#### MATERIALS PROVIDED

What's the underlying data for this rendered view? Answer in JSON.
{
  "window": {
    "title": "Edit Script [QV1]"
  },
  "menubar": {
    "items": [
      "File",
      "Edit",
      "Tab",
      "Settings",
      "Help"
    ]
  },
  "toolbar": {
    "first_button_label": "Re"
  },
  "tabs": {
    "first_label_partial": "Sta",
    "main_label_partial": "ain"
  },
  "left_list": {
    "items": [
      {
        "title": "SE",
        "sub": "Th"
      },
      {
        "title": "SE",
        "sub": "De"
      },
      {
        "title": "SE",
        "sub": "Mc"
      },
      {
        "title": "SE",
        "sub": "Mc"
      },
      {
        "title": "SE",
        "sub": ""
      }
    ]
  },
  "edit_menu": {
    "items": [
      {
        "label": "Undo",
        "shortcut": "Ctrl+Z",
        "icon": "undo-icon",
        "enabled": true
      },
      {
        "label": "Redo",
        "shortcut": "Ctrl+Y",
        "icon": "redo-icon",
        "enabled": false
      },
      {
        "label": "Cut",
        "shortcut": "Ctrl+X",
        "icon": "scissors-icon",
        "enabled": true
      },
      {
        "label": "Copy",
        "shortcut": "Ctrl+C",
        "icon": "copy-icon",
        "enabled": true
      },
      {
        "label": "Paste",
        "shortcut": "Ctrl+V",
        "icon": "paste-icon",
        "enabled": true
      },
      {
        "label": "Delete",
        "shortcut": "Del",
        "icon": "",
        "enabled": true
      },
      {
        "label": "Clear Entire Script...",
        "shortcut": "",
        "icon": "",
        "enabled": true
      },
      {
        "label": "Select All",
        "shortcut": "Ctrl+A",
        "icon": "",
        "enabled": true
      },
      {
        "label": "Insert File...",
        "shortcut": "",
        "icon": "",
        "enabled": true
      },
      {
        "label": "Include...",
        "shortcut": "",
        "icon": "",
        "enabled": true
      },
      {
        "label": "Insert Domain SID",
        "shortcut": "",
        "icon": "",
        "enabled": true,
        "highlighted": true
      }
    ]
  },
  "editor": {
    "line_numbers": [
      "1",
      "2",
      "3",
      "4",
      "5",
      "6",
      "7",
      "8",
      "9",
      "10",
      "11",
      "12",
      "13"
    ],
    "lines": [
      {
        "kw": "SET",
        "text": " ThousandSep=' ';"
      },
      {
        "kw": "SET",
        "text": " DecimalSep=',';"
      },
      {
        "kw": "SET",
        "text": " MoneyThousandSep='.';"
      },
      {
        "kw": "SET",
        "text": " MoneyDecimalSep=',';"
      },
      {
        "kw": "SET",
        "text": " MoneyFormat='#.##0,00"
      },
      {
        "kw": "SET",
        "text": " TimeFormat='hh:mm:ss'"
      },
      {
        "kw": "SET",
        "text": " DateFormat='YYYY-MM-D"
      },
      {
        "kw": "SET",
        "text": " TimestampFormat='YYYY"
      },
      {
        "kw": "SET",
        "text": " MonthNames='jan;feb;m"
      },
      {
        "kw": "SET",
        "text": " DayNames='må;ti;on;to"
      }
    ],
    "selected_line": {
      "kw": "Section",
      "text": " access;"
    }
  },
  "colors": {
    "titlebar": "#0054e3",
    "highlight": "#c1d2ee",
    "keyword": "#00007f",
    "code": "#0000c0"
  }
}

#### AIM
Type out all of the material again, word for word.

#### TASK RESULT
What's the underlying data for this rendered view? Answer in JSON.
{
  "window": {
    "title": "Edit Script [QV1]"
  },
  "menubar": {
    "items": [
      "File",
      "Edit",
      "Tab",
      "Settings",
      "Help"
    ]
  },
  "toolbar": {
    "first_button_label": "Re"
  },
  "tabs": {
    "first_label_partial": "Sta",
    "main_label_partial": "ain"
  },
  "left_list": {
    "items": [
      {
        "title": "SE",
        "sub": "Th"
      },
      {
        "title": "SE",
        "sub": "De"
      },
      {
        "title": "SE",
        "sub": "Mc"
      },
      {
        "title": "SE",
        "sub": "Mc"
      },
      {
        "title": "SE",
        "sub": ""
      }
    ]
  },
  "edit_menu": {
    "items": [
      {
        "label": "Undo",
        "shortcut": "Ctrl+Z",
        "icon": "undo-icon",
        "enabled": true
      },
      {
        "label": "Redo",
        "shortcut": "Ctrl+Y",
        "icon": "redo-icon",
        "enabled": false
      },
      {
        "label": "Cut",
        "shortcut": "Ctrl+X",
        "icon": "scissors-icon",
        "enabled": true
      },
      {
        "label": "Copy",
        "shortcut": "Ctrl+C",
        "icon": "copy-icon",
        "enabled": true
      },
      {
        "label": "Paste",
        "shortcut": "Ctrl+V",
        "icon": "paste-icon",
        "enabled": true
      },
      {
        "label": "Delete",
        "shortcut": "Del",
        "icon": "",
        "enabled": true
      },
      {
        "label": "Clear Entire Script...",
        "shortcut": "",
        "icon": "",
        "enabled": true
      },
      {
        "label": "Select All",
        "shortcut": "Ctrl+A",
        "icon": "",
        "enabled": true
      },
      {
        "label": "Insert File...",
        "shortcut": "",
        "icon": "",
        "enabled": true
      },
      {
        "label": "Include...",
        "shortcut": "",
        "icon": "",
        "enabled": true
      },
      {
        "label": "Insert Domain SID",
        "shortcut": "",
        "icon": "",
        "enabled": true,
        "highlighted": true
      }
    ]
  },
  "editor": {
    "line_numbers": [
      "1",
      "2",
      "3",
      "4",
      "5",
      "6",
      "7",
      "8",
      "9",
      "10",
      "11",
      "12",
      "13"
    ],
    "lines": [
      {
        "kw": "SET",
        "text": " ThousandSep=' ';"
      },
      {
        "kw": "SET",
        "text": " DecimalSep=',';"
      },
      {
        "kw": "SET",
        "text": " MoneyThousandSep='.';"
      },
      {
        "kw": "SET",
        "text": " MoneyDecimalSep=',';"
      },
      {
        "kw": "SET",
        "text": " MoneyFormat='#.##0,00"
      },
      {
        "kw": "SET",
        "text": " TimeFormat='hh:mm:ss'"
      },
      {
        "kw": "SET",
        "text": " DateFormat='YYYY-MM-D"
      },
      {
        "kw": "SET",
        "text": " TimestampFormat='YYYY"
      },
      {
        "kw": "SET",
        "text": " MonthNames='jan;feb;m"
      },
      {
        "kw": "SET",
        "text": " DayNames='må;ti;on;to"
      }
    ],
    "selected_line": {
      "kw": "Section",
      "text": " access;"
    }
  },
  "colors": {
    "titlebar": "#0054e3",
    "highlight": "#c1d2ee",
    "keyword": "#00007f",
    "code": "#0000c0"
  }
}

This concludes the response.